**Records for this task**:
════════

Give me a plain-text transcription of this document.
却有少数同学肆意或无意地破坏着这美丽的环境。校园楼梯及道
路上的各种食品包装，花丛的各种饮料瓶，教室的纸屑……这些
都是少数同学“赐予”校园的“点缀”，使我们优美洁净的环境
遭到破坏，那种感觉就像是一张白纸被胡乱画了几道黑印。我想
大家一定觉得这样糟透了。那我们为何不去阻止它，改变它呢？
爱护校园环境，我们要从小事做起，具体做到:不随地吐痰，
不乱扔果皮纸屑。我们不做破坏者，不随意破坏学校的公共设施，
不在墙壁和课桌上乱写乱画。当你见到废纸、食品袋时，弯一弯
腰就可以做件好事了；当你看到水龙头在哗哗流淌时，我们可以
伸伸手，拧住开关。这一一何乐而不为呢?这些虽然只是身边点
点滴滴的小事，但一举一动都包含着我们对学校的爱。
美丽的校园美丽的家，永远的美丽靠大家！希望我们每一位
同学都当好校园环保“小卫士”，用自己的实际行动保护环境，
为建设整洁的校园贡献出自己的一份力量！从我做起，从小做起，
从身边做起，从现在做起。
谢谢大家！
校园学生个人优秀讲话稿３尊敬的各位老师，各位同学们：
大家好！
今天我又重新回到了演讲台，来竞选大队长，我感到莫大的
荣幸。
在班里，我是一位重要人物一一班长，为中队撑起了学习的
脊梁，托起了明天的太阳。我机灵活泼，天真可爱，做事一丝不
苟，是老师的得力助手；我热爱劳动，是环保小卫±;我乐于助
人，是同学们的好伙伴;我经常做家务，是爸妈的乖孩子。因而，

════════

Your task is to repeat the data exactly; please include every line.

Give me a plain-text transcription of this document.
却有少数同学肆意或无意地破坏着这美丽的环境。校园楼梯及道
路上的各种食品包装，花丛的各种饮料瓶，教室的纸屑……这些
都是少数同学“赐予”校园的“点缀”，使我们优美洁净的环境
遭到破坏，那种感觉就像是一张白纸被胡乱画了几道黑印。我想
大家一定觉得这样糟透了。那我们为何不去阻止它，改变它呢？
爱护校园环境，我们要从小事做起，具体做到:不随地吐痰，
不乱扔果皮纸屑。我们不做破坏者，不随意破坏学校的公共设施，
不在墙壁和课桌上乱写乱画。当你见到废纸、食品袋时，弯一弯
腰就可以做件好事了；当你看到水龙头在哗哗流淌时，我们可以
伸伸手，拧住开关。这一一何乐而不为呢?这些虽然只是身边点
点滴滴的小事，但一举一动都包含着我们对学校的爱。
美丽的校园美丽的家，永远的美丽靠大家！希望我们每一位
同学都当好校园环保“小卫士”，用自己的实际行动保护环境，
为建设整洁的校园贡献出自己的一份力量！从我做起，从小做起，
从身边做起，从现在做起。
谢谢大家！
校园学生个人优秀讲话稿３尊敬的各位老师，各位同学们：
大家好！
今天我又重新回到了演讲台，来竞选大队长，我感到莫大的
荣幸。
在班里，我是一位重要人物一一班长，为中队撑起了学习的
脊梁，托起了明天的太阳。我机灵活泼，天真可爱，做事一丝不
苟，是老师的得力助手；我热爱劳动，是环保小卫±;我乐于助
人，是同学们的好伙伴;我经常做家务，是爸妈的乖孩子。因而，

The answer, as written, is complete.